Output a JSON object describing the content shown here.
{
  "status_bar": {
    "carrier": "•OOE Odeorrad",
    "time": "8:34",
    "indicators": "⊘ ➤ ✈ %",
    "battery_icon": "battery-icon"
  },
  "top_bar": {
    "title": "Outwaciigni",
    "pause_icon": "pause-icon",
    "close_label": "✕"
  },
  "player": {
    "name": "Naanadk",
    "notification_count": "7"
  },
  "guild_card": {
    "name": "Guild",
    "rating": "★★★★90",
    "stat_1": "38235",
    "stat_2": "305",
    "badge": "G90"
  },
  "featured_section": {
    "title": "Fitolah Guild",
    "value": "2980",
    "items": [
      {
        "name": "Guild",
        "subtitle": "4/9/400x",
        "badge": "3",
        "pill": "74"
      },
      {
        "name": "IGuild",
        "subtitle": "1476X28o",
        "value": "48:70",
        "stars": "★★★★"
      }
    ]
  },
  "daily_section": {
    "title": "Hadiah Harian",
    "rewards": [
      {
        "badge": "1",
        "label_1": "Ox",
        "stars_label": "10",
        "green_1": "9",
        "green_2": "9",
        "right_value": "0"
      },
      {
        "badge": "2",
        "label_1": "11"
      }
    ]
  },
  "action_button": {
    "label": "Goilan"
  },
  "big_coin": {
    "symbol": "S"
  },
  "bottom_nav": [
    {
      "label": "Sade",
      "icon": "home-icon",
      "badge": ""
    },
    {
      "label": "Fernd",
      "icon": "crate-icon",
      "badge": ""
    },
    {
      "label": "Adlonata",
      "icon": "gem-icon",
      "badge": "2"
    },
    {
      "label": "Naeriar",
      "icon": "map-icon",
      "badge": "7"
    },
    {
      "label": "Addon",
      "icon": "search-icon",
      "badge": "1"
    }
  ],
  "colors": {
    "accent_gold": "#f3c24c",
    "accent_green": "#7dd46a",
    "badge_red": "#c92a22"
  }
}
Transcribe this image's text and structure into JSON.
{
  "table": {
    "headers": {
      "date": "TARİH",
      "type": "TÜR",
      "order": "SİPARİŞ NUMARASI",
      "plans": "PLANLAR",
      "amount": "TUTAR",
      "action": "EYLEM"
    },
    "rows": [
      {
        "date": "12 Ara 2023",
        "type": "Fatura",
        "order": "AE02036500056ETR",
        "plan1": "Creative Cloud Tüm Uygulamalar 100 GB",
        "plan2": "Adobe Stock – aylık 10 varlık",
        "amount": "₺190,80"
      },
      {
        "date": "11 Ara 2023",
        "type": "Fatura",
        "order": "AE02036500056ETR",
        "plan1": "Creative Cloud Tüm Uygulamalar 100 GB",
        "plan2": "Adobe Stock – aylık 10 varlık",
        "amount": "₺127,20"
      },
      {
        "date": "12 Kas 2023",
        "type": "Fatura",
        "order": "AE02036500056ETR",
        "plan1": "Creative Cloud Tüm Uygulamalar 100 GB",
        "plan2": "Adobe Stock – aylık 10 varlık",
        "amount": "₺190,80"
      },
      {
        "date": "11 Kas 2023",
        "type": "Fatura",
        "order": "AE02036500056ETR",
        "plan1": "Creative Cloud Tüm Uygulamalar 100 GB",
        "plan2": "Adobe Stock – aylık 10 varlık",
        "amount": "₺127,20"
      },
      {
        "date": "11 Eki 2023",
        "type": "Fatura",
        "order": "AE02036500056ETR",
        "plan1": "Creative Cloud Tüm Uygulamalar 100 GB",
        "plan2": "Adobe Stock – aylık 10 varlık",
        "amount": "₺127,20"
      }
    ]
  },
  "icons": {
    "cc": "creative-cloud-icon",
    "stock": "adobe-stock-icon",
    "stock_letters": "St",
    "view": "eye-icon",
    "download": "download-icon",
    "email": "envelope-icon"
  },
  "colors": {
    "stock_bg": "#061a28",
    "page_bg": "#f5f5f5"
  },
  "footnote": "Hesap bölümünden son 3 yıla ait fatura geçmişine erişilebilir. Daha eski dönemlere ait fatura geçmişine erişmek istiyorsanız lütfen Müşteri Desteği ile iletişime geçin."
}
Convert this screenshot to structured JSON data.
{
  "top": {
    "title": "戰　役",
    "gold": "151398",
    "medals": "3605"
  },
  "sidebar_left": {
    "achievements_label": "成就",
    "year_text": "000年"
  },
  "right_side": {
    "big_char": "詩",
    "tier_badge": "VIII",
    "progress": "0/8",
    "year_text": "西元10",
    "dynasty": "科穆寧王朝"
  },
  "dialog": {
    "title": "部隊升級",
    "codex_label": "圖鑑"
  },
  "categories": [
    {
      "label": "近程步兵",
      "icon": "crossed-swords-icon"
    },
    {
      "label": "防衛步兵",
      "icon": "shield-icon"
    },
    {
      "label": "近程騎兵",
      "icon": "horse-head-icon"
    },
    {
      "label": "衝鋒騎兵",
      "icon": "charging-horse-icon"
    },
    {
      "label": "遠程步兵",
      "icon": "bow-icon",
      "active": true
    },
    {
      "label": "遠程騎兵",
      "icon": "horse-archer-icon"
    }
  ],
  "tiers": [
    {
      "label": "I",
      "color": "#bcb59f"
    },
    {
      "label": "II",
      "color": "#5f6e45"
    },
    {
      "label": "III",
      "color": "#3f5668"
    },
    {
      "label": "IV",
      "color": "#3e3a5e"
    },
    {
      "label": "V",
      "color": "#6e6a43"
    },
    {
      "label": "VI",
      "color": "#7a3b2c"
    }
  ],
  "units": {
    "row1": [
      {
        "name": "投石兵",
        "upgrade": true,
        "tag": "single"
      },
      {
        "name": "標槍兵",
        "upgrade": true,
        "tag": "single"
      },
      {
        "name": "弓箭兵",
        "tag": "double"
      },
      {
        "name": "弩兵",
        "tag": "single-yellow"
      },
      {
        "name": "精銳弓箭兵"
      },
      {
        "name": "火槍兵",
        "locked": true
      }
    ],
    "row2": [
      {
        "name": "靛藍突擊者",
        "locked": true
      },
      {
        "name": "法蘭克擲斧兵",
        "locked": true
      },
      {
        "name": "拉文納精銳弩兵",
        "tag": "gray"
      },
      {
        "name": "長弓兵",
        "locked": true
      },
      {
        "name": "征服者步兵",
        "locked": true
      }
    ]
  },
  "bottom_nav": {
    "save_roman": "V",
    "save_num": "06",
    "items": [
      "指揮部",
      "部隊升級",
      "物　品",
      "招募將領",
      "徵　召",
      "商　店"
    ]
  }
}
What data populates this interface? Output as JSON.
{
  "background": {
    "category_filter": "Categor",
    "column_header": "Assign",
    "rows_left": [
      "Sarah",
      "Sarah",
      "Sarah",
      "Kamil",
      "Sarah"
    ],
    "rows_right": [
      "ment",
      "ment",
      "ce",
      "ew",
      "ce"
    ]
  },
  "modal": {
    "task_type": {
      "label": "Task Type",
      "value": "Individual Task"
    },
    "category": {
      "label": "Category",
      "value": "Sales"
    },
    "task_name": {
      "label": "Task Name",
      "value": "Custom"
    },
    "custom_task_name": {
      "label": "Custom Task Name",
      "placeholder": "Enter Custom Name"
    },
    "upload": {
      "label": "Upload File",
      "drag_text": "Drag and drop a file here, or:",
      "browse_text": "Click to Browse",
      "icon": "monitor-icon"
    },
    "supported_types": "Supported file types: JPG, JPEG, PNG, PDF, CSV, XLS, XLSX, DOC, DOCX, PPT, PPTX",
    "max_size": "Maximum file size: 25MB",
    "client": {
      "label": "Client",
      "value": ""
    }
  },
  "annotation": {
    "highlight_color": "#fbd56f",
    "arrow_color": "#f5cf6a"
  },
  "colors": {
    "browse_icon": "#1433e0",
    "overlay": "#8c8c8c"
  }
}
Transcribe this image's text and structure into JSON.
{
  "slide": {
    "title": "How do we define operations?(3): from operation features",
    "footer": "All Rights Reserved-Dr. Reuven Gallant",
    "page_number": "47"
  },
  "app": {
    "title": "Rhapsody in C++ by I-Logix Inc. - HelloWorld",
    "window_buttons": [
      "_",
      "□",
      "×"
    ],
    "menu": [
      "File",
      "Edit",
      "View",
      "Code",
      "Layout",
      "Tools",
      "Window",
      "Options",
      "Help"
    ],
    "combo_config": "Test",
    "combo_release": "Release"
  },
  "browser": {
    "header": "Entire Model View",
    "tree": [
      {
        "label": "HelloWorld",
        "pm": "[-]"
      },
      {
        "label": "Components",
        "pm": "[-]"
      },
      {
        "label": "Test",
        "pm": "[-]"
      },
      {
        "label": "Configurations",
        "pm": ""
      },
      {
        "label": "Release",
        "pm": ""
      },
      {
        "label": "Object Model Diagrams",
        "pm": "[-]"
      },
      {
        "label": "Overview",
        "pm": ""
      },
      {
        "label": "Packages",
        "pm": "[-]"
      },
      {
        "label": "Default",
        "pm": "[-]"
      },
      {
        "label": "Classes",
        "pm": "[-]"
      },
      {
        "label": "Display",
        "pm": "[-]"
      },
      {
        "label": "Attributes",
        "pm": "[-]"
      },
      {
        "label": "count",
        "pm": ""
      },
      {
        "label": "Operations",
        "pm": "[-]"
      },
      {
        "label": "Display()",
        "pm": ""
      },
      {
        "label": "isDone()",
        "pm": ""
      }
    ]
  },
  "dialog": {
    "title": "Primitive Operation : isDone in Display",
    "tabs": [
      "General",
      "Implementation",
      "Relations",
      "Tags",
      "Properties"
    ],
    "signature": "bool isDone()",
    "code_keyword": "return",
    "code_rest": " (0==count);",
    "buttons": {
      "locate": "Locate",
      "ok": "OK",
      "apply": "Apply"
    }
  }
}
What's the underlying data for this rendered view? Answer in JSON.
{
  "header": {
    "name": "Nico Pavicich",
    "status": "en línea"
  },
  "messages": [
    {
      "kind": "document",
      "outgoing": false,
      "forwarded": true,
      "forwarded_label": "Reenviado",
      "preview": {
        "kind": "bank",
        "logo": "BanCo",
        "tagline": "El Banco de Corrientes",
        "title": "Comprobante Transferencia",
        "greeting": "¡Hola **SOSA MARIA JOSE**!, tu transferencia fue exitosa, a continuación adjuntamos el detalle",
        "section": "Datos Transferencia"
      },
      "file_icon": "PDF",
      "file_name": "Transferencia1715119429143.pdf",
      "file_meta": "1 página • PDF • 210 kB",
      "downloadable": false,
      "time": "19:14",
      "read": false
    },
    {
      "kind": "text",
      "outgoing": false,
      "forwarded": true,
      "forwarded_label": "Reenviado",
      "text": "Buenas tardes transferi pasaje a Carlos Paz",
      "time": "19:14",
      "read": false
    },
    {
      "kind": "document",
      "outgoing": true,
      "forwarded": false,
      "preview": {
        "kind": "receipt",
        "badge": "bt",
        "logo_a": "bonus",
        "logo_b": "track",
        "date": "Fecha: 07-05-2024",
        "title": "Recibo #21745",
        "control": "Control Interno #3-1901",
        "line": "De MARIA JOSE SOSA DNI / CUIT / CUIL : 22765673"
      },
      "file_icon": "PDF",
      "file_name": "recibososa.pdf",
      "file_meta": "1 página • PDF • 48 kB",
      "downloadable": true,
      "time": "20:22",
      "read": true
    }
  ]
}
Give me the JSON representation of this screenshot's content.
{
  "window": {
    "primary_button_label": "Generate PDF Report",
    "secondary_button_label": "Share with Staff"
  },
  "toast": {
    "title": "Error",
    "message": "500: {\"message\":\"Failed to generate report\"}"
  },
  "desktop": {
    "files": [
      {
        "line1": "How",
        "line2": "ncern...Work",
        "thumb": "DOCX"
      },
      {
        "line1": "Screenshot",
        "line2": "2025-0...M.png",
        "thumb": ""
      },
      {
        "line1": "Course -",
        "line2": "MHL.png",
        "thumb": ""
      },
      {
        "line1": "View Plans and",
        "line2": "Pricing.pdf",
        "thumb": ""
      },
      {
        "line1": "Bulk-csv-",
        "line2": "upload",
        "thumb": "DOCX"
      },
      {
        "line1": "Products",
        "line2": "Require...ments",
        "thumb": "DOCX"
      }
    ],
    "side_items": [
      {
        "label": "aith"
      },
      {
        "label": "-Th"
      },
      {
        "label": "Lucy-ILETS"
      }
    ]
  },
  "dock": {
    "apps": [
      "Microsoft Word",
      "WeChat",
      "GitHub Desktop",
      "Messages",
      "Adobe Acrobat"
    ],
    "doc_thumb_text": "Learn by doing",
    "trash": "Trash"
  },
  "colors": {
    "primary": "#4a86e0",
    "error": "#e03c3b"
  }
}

------

| WHAT IS BEING ASKED |
Show all lines from the data above in which the word "horse" appears.

| OUTPUT FOR THIS EXERCISE |
      "icon": "horse-head-icon"
      "icon": "charging-horse-icon"
      "icon": "horse-archer-icon"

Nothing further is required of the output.